** Start **
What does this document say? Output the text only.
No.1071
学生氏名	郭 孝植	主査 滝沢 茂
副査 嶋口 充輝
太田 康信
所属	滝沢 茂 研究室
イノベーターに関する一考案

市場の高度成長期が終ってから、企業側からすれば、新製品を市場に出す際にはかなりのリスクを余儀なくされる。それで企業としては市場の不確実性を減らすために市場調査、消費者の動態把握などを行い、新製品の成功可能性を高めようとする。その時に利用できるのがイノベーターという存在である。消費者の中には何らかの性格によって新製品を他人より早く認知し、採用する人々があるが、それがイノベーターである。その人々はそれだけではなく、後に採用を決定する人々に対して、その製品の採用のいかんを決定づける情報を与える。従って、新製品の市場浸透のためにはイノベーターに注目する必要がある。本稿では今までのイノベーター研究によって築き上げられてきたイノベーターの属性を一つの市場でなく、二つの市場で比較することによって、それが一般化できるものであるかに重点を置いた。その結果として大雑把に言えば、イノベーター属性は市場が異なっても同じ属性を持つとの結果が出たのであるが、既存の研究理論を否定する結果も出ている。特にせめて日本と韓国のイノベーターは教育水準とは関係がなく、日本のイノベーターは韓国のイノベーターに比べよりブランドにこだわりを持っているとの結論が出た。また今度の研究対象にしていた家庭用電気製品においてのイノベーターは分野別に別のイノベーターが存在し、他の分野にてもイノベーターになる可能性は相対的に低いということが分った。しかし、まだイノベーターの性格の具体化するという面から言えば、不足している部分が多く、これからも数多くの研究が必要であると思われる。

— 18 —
** End **
Print out every record again, exactly and in full.

### Solution below
What does this document say? Output the text only.
No.1071
学生氏名	郭 孝植	主査 滝沢 茂
副査 嶋口 充輝
太田 康信
所属	滝沢 茂 研究室
イノベーターに関する一考案

市場の高度成長期が終ってから、企業側からすれば、新製品を市場に出す際にはかなりのリスクを余儀なくされる。それで企業としては市場の不確実性を減らすために市場調査、消費者の動態把握などを行い、新製品の成功可能性を高めようとする。その時に利用できるのがイノベーターという存在である。消費者の中には何らかの性格によって新製品を他人より早く認知し、採用する人々があるが、それがイノベーターである。その人々はそれだけではなく、後に採用を決定する人々に対して、その製品の採用のいかんを決定づける情報を与える。従って、新製品の市場浸透のためにはイノベーターに注目する必要がある。本稿では今までのイノベーター研究によって築き上げられてきたイノベーターの属性を一つの市場でなく、二つの市場で比較することによって、それが一般化できるものであるかに重点を置いた。その結果として大雑把に言えば、イノベーター属性は市場が異なっても同じ属性を持つとの結果が出たのであるが、既存の研究理論を否定する結果も出ている。特にせめて日本と韓国のイノベーターは教育水準とは関係がなく、日本のイノベーターは韓国のイノベーターに比べよりブランドにこだわりを持っているとの結論が出た。また今度の研究対象にしていた家庭用電気製品においてのイノベーターは分野別に別のイノベーターが存在し、他の分野にてもイノベーターになる可能性は相対的に低いということが分った。しかし、まだイノベーターの性格の具体化するという面から言えば、不足している部分が多く、これからも数多くの研究が必要であると思われる。

— 18 —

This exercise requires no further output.